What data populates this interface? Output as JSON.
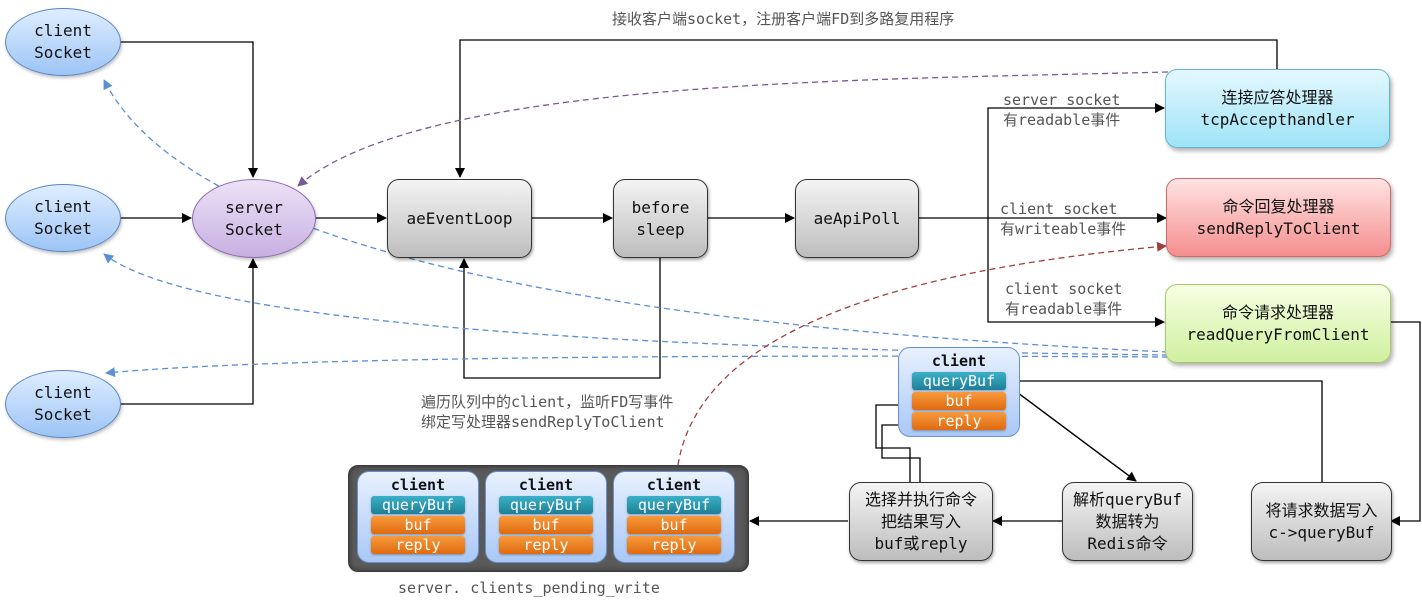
{
  "colors": {
    "client_socket_fill": "#9cc4f5",
    "server_socket_fill": "#c7b0e2",
    "gray_box_fill": "#bdbdbd",
    "accept_handler_fill": "#9fe3f7",
    "reply_handler_fill": "#f58e8e",
    "read_handler_fill": "#d0f0a0",
    "querybuf_fill": "#1f7f96",
    "buf_fill": "#e06a10",
    "queue_fill": "#5a5a5a",
    "blue_dashed": "#5b8fd6",
    "purple_dashed": "#7a5a96",
    "red_dashed": "#a04040"
  },
  "client_sockets": [
    {
      "line1": "client",
      "line2": "Socket"
    },
    {
      "line1": "client",
      "line2": "Socket"
    },
    {
      "line1": "client",
      "line2": "Socket"
    }
  ],
  "server_socket": {
    "line1": "server",
    "line2": "Socket"
  },
  "loop": {
    "event_loop": "aeEventLoop",
    "before_sleep": {
      "line1": "before",
      "line2": "sleep"
    },
    "api_poll": "aeApiPoll"
  },
  "handlers": {
    "accept": {
      "title": "连接应答处理器",
      "name": "tcpAccepthandler"
    },
    "reply": {
      "title": "命令回复处理器",
      "name": "sendReplyToClient"
    },
    "read": {
      "title": "命令请求处理器",
      "name": "readQueryFromClient"
    }
  },
  "event_labels": {
    "server_readable": {
      "line1": "server socket",
      "line2": "有readable事件"
    },
    "client_writeable": {
      "line1": "client socket",
      "line2": "有writeable事件"
    },
    "client_readable": {
      "line1": "client socket",
      "line2": "有readable事件"
    }
  },
  "annotations": {
    "accept_loop": "接收客户端socket，注册客户端FD到多路复用程序",
    "before_sleep_line1": "遍历队列中的client，监听FD写事件",
    "before_sleep_line2": "绑定写处理器sendReplyToClient",
    "queue_caption": "server. clients_pending_write"
  },
  "client_struct": {
    "title": "client",
    "fields": [
      "queryBuf",
      "buf",
      "reply"
    ]
  },
  "pending_clients": [
    {
      "title": "client",
      "fields": [
        "queryBuf",
        "buf",
        "reply"
      ]
    },
    {
      "title": "client",
      "fields": [
        "queryBuf",
        "buf",
        "reply"
      ]
    },
    {
      "title": "client",
      "fields": [
        "queryBuf",
        "buf",
        "reply"
      ]
    }
  ],
  "steps": {
    "write_querybuf": {
      "line1": "将请求数据写入",
      "line2": "c->queryBuf"
    },
    "parse": {
      "line1": "解析queryBuf",
      "line2": "数据转为",
      "line3": "Redis命令"
    },
    "execute": {
      "line1": "选择并执行命令",
      "line2": "把结果写入",
      "line3": "buf或reply"
    }
  }
}
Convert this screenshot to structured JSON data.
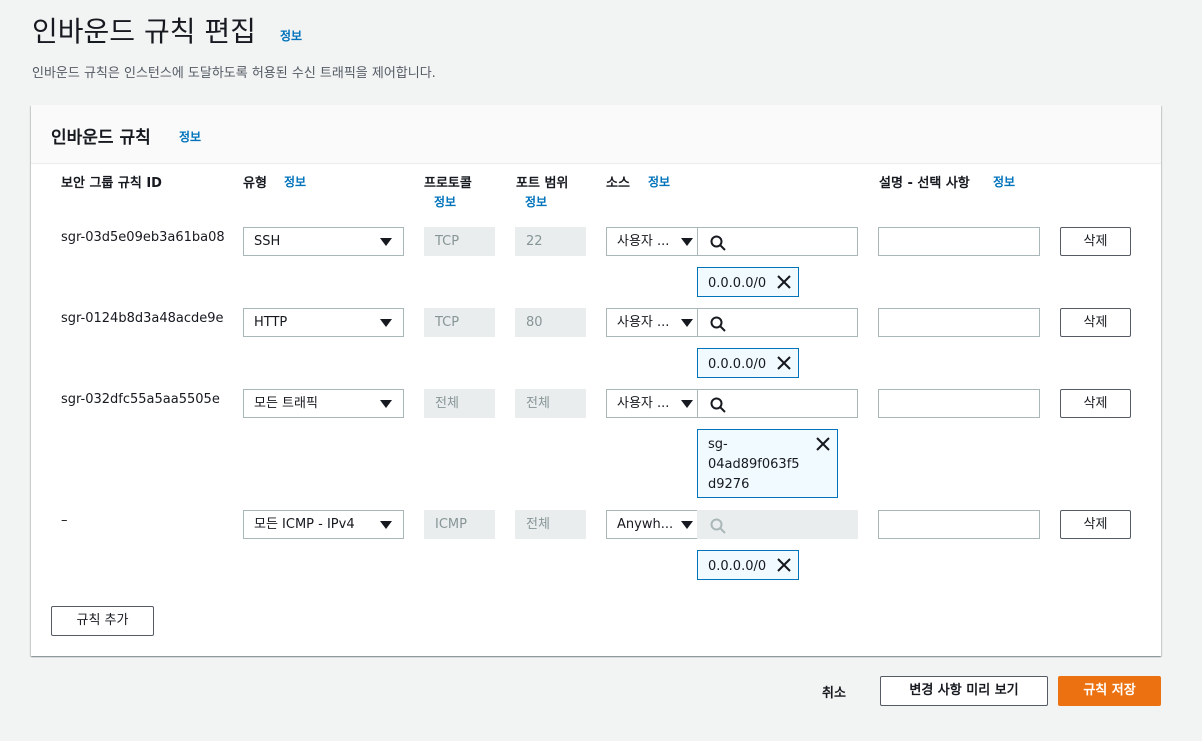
{
  "page": {
    "title": "인바운드 규칙 편집",
    "info": "정보",
    "description": "인바운드 규칙은 인스턴스에 도달하도록 허용된 수신 트래픽을 제어합니다."
  },
  "panel": {
    "title": "인바운드 규칙",
    "info": "정보"
  },
  "columns": {
    "rule_id": "보안 그룹 규칙 ID",
    "type": "유형",
    "type_info": "정보",
    "protocol": "프로토콜",
    "protocol_info": "정보",
    "port_range": "포트 범위",
    "port_info": "정보",
    "source": "소스",
    "source_info": "정보",
    "description": "설명 - 선택 사항",
    "description_info": "정보"
  },
  "rules": [
    {
      "id": "sgr-03d5e09eb3a61ba08",
      "type": "SSH",
      "protocol": "TCP",
      "port": "22",
      "source_type": "사용자 ...",
      "tokens": [
        "0.0.0.0/0"
      ],
      "delete": "삭제"
    },
    {
      "id": "sgr-0124b8d3a48acde9e",
      "type": "HTTP",
      "protocol": "TCP",
      "port": "80",
      "source_type": "사용자 ...",
      "tokens": [
        "0.0.0.0/0"
      ],
      "delete": "삭제"
    },
    {
      "id": "sgr-032dfc55a5aa5505e",
      "type": "모든 트래픽",
      "protocol": "전체",
      "port": "전체",
      "source_type": "사용자 ...",
      "tokens": [
        "sg-04ad89f063f5d9276"
      ],
      "token_lines": [
        "sg-",
        "04ad89f063f5",
        "d9276"
      ],
      "delete": "삭제"
    },
    {
      "id": "–",
      "type": "모든 ICMP - IPv4",
      "protocol": "ICMP",
      "port": "전체",
      "source_type": "Anywh...",
      "tokens": [
        "0.0.0.0/0"
      ],
      "delete": "삭제"
    }
  ],
  "add_rule": "규칙 추가",
  "footer": {
    "cancel": "취소",
    "preview": "변경 사항 미리 보기",
    "save": "규칙 저장"
  },
  "colors": {
    "link": "#0073bb",
    "primary": "#ec7211",
    "background": "#f2f3f3"
  }
}
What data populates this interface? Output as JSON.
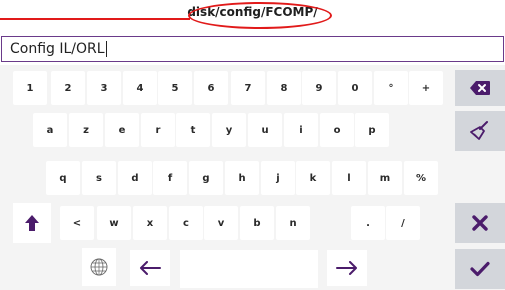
{
  "title": "disk/config/FCOMP/",
  "input": {
    "value": "Config IL/ORL"
  },
  "keyboard": {
    "row1": [
      "1",
      "2",
      "3",
      "4",
      "5",
      "6",
      "7",
      "8",
      "9",
      "0",
      "°",
      "+"
    ],
    "row2": [
      "a",
      "z",
      "e",
      "r",
      "t",
      "y",
      "u",
      "i",
      "o",
      "p"
    ],
    "row3": [
      "q",
      "s",
      "d",
      "f",
      "g",
      "h",
      "j",
      "k",
      "l",
      "m",
      "%"
    ],
    "row4": [
      "<",
      "w",
      "x",
      "c",
      "v",
      "b",
      "n",
      ".",
      "/"
    ]
  },
  "icons": {
    "backspace": "backspace-icon",
    "clear": "broom-clear-icon",
    "shift": "shift-up-arrow-icon",
    "close": "close-x-icon",
    "confirm": "checkmark-icon",
    "globe": "globe-icon",
    "left_arrow": "arrow-left-icon",
    "right_arrow": "arrow-right-icon"
  },
  "colors": {
    "accent": "#4b1c6b",
    "annotation": "#e11a1a",
    "side_key_bg": "#d3d6db",
    "keyboard_bg": "#f4f4f4"
  }
}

==========

**EXERCISE DESCRIPTION**
Transcribe the records verbatim and omit the images.

**TASK RESPONSE**
What data populates this interface? Output as JSON.
{
  "colors": {
    "client_socket_fill": "#9cc4f5",
    "server_socket_fill": "#c7b0e2",
    "gray_box_fill": "#bdbdbd",
    "accept_handler_fill": "#9fe3f7",
    "reply_handler_fill": "#f58e8e",
    "read_handler_fill": "#d0f0a0",
    "querybuf_fill": "#1f7f96",
    "buf_fill": "#e06a10",
    "queue_fill": "#5a5a5a",
    "blue_dashed": "#5b8fd6",
    "purple_dashed": "#7a5a96",
    "red_dashed": "#a04040"
  },
  "client_sockets": [
    {
      "line1": "client",
      "line2": "Socket"
    },
    {
      "line1": "client",
      "line2": "Socket"
    },
    {
      "line1": "client",
      "line2": "Socket"
    }
  ],
  "server_socket": {
    "line1": "server",
    "line2": "Socket"
  },
  "loop": {
    "event_loop": "aeEventLoop",
    "before_sleep": {
      "line1": "before",
      "line2": "sleep"
    },
    "api_poll": "aeApiPoll"
  },
  "handlers": {
    "accept": {
      "title": "连接应答处理器",
      "name": "tcpAccepthandler"
    },
    "reply": {
      "title": "命令回复处理器",
      "name": "sendReplyToClient"
    },
    "read": {
      "title": "命令请求处理器",
      "name": "readQueryFromClient"
    }
  },
  "event_labels": {
    "server_readable": {
      "line1": "server socket",
      "line2": "有readable事件"
    },
    "client_writeable": {
      "line1": "client socket",
      "line2": "有writeable事件"
    },
    "client_readable": {
      "line1": "client socket",
      "line2": "有readable事件"
    }
  },
  "annotations": {
    "accept_loop": "接收客户端socket，注册客户端FD到多路复用程序",
    "before_sleep_line1": "遍历队列中的client，监听FD写事件",
    "before_sleep_line2": "绑定写处理器sendReplyToClient",
    "queue_caption": "server. clients_pending_write"
  },
  "client_struct": {
    "title": "client",
    "fields": [
      "queryBuf",
      "buf",
      "reply"
    ]
  },
  "pending_clients": [
    {
      "title": "client",
      "fields": [
        "queryBuf",
        "buf",
        "reply"
      ]
    },
    {
      "title": "client",
      "fields": [
        "queryBuf",
        "buf",
        "reply"
      ]
    },
    {
      "title": "client",
      "fields": [
        "queryBuf",
        "buf",
        "reply"
      ]
    }
  ],
  "steps": {
    "write_querybuf": {
      "line1": "将请求数据写入",
      "line2": "c->queryBuf"
    },
    "parse": {
      "line1": "解析queryBuf",
      "line2": "数据转为",
      "line3": "Redis命令"
    },
    "execute": {
      "line1": "选择并执行命令",
      "line2": "把结果写入",
      "line3": "buf或reply"
    }
  }
}
Convert this screenshot to structured JSON data.
{
  "page": {
    "title": "인바운드 규칙 편집",
    "info": "정보",
    "description": "인바운드 규칙은 인스턴스에 도달하도록 허용된 수신 트래픽을 제어합니다."
  },
  "panel": {
    "title": "인바운드 규칙",
    "info": "정보"
  },
  "columns": {
    "rule_id": "보안 그룹 규칙 ID",
    "type": "유형",
    "type_info": "정보",
    "protocol": "프로토콜",
    "protocol_info": "정보",
    "port_range": "포트 범위",
    "port_info": "정보",
    "source": "소스",
    "source_info": "정보",
    "description": "설명 - 선택 사항",
    "description_info": "정보"
  },
  "rules": [
    {
      "id": "sgr-03d5e09eb3a61ba08",
      "type": "SSH",
      "protocol": "TCP",
      "port": "22",
      "source_type": "사용자 ...",
      "tokens": [
        "0.0.0.0/0"
      ],
      "delete": "삭제"
    },
    {
      "id": "sgr-0124b8d3a48acde9e",
      "type": "HTTP",
      "protocol": "TCP",
      "port": "80",
      "source_type": "사용자 ...",
      "tokens": [
        "0.0.0.0/0"
      ],
      "delete": "삭제"
    },
    {
      "id": "sgr-032dfc55a5aa5505e",
      "type": "모든 트래픽",
      "protocol": "전체",
      "port": "전체",
      "source_type": "사용자 ...",
      "tokens": [
        "sg-04ad89f063f5d9276"
      ],
      "token_lines": [
        "sg-",
        "04ad89f063f5",
        "d9276"
      ],
      "delete": "삭제"
    },
    {
      "id": "–",
      "type": "모든 ICMP - IPv4",
      "protocol": "ICMP",
      "port": "전체",
      "source_type": "Anywh...",
      "tokens": [
        "0.0.0.0/0"
      ],
      "delete": "삭제"
    }
  ],
  "add_rule": "규칙 추가",
  "footer": {
    "cancel": "취소",
    "preview": "변경 사항 미리 보기",
    "save": "규칙 저장"
  },
  "colors": {
    "link": "#0073bb",
    "primary": "#ec7211",
    "background": "#f2f3f3"
  }
}
What data populates this interface? Output as JSON.
{
  "title": "disk/config/FCOMP/",
  "input": {
    "value": "Config IL/ORL"
  },
  "keyboard": {
    "row1": [
      "1",
      "2",
      "3",
      "4",
      "5",
      "6",
      "7",
      "8",
      "9",
      "0",
      "°",
      "+"
    ],
    "row2": [
      "a",
      "z",
      "e",
      "r",
      "t",
      "y",
      "u",
      "i",
      "o",
      "p"
    ],
    "row3": [
      "q",
      "s",
      "d",
      "f",
      "g",
      "h",
      "j",
      "k",
      "l",
      "m",
      "%"
    ],
    "row4": [
      "<",
      "w",
      "x",
      "c",
      "v",
      "b",
      "n",
      ".",
      "/"
    ]
  },
  "icons": {
    "backspace": "backspace-icon",
    "clear": "broom-clear-icon",
    "shift": "shift-up-arrow-icon",
    "close": "close-x-icon",
    "confirm": "checkmark-icon",
    "globe": "globe-icon",
    "left_arrow": "arrow-left-icon",
    "right_arrow": "arrow-right-icon"
  },
  "colors": {
    "accent": "#4b1c6b",
    "annotation": "#e11a1a",
    "side_key_bg": "#d3d6db",
    "keyboard_bg": "#f4f4f4"
  }
}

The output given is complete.